Work to be completed: Check each line of the material below for "взаимодействия". Report how many have it, with no other words.

Lines of data:

↓↓↓

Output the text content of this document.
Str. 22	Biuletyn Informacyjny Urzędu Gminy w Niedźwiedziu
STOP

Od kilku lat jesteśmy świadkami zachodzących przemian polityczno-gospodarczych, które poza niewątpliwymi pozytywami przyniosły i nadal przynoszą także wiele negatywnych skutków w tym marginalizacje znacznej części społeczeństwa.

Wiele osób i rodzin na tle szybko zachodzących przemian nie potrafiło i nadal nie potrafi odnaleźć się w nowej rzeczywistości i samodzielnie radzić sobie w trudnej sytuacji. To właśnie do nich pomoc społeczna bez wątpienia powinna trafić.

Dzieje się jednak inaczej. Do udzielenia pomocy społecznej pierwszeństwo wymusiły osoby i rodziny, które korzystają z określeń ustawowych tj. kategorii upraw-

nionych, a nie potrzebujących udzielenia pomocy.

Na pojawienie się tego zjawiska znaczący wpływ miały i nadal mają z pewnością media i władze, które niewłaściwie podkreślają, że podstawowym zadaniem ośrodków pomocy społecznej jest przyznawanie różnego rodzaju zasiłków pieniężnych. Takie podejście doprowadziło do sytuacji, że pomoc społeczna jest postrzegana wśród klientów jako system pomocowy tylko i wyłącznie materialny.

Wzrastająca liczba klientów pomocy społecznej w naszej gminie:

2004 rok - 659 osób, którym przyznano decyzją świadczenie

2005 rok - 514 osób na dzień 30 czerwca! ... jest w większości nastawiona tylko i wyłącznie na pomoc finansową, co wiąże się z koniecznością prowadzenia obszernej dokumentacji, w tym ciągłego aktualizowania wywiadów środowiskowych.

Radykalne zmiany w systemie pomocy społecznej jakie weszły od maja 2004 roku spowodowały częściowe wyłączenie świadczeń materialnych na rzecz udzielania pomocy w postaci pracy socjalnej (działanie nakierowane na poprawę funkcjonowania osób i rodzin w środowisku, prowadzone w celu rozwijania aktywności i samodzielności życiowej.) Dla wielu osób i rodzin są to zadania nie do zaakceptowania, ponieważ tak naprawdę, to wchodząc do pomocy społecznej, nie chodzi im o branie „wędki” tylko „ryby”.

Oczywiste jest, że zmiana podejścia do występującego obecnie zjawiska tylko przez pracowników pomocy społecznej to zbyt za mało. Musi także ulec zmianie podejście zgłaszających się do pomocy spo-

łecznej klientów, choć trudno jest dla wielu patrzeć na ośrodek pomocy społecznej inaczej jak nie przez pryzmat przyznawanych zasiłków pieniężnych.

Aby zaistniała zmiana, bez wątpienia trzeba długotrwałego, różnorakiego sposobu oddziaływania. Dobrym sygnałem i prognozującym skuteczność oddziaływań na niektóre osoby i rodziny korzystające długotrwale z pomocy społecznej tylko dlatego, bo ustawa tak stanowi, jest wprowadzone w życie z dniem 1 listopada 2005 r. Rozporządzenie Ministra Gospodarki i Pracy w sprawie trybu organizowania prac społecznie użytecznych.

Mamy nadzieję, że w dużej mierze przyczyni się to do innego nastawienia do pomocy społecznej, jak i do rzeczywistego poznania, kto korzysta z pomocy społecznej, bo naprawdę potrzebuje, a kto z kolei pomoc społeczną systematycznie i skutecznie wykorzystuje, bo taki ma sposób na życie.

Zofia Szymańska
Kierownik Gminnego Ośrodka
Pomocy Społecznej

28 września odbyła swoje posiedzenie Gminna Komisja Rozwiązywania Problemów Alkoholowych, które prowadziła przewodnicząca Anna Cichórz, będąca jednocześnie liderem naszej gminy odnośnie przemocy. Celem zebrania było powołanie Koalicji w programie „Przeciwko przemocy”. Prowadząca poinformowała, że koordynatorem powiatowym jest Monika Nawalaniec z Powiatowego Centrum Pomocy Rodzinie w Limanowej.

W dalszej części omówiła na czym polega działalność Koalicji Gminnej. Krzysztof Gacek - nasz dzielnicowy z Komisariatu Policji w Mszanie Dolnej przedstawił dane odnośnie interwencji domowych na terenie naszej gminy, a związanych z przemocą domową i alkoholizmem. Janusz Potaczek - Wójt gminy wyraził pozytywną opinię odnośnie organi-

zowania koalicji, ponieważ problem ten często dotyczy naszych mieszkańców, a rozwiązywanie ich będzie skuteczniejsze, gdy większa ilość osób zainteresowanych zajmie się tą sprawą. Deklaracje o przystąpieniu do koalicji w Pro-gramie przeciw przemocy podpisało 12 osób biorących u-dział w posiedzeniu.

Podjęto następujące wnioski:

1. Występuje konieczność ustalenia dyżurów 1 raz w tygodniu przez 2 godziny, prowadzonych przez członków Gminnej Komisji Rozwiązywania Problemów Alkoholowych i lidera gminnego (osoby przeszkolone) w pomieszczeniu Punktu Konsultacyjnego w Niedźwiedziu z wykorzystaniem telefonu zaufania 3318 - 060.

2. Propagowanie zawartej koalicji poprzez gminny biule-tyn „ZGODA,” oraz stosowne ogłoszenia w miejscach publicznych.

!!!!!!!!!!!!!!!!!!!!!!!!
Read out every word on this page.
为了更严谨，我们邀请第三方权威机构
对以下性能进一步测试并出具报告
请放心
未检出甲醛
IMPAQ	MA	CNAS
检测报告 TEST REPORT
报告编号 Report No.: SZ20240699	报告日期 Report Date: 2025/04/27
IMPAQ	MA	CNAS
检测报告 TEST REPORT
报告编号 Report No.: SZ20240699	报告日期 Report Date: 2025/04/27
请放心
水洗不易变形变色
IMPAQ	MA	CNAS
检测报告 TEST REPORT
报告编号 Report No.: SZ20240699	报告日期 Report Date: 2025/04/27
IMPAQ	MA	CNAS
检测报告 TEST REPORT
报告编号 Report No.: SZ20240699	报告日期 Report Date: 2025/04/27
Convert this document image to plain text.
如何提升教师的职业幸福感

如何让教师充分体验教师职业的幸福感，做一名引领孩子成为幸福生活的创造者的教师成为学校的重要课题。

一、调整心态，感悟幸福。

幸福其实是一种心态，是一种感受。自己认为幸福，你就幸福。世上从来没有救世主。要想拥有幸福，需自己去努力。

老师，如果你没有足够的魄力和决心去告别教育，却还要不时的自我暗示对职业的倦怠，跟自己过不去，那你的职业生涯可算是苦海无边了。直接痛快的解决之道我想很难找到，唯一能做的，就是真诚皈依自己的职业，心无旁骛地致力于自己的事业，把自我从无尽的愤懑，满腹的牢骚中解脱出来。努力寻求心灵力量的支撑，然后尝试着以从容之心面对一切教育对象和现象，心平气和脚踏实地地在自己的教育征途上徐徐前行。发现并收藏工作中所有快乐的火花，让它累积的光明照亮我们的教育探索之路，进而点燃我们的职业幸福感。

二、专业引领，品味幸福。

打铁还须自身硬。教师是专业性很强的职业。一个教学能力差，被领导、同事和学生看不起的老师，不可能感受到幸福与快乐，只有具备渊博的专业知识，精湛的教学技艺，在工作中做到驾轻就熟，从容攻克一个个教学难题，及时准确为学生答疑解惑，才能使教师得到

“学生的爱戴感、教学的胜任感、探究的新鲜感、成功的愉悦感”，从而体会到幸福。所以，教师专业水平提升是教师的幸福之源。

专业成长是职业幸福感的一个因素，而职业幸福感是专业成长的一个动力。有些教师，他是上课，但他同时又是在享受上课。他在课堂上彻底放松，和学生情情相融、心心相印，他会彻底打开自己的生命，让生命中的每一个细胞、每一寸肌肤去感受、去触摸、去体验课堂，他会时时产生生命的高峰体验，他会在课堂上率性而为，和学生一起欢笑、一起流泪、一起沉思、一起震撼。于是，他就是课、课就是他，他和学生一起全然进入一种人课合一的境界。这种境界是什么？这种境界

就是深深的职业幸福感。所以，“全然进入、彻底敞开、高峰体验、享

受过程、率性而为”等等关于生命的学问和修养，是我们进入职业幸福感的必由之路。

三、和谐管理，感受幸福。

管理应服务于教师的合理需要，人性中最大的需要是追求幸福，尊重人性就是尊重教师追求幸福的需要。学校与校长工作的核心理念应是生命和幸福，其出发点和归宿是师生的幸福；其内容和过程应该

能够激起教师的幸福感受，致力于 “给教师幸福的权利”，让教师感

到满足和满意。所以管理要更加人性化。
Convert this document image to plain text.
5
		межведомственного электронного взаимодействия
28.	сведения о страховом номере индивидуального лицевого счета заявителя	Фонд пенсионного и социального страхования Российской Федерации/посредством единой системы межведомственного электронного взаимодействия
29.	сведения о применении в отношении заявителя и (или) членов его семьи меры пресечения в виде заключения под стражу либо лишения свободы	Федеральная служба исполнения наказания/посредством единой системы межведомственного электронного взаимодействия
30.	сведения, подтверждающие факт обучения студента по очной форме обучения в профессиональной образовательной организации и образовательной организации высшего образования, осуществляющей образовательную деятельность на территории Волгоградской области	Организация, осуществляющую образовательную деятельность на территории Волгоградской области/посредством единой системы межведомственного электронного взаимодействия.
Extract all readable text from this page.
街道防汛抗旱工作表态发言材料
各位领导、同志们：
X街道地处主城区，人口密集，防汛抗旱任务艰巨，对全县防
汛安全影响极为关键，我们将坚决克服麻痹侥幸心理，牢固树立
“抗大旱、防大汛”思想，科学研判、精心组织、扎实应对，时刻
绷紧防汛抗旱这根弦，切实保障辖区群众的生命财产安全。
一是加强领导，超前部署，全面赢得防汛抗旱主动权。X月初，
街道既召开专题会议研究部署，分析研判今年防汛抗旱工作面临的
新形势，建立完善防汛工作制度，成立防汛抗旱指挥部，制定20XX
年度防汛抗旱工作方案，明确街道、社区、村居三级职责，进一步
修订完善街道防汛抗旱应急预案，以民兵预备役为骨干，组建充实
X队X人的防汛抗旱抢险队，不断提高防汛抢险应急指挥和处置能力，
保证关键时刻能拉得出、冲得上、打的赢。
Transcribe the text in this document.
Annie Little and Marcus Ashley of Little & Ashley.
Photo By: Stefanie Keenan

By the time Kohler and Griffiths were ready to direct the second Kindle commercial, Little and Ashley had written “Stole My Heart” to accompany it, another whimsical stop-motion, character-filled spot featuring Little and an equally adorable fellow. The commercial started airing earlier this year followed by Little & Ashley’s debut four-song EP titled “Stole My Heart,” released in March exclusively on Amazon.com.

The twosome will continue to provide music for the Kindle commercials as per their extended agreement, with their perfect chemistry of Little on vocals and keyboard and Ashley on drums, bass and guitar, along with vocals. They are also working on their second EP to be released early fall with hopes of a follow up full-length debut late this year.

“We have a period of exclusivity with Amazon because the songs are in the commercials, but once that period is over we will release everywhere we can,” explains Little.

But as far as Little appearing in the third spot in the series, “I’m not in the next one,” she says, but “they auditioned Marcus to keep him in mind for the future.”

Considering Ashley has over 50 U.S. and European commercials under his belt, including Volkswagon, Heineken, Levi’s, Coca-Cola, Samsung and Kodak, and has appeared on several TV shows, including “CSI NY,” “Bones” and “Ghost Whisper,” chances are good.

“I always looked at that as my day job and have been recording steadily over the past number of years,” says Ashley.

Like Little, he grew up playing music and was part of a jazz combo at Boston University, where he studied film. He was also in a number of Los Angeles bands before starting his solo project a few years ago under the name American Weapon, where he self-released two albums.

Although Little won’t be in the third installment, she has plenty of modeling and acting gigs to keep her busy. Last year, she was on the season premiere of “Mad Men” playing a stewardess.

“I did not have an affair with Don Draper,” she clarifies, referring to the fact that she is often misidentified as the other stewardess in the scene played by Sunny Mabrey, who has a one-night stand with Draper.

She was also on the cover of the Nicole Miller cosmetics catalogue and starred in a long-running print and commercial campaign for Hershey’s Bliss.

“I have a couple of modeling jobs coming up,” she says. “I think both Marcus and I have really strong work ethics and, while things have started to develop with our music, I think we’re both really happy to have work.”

↑↑↑

Result: 4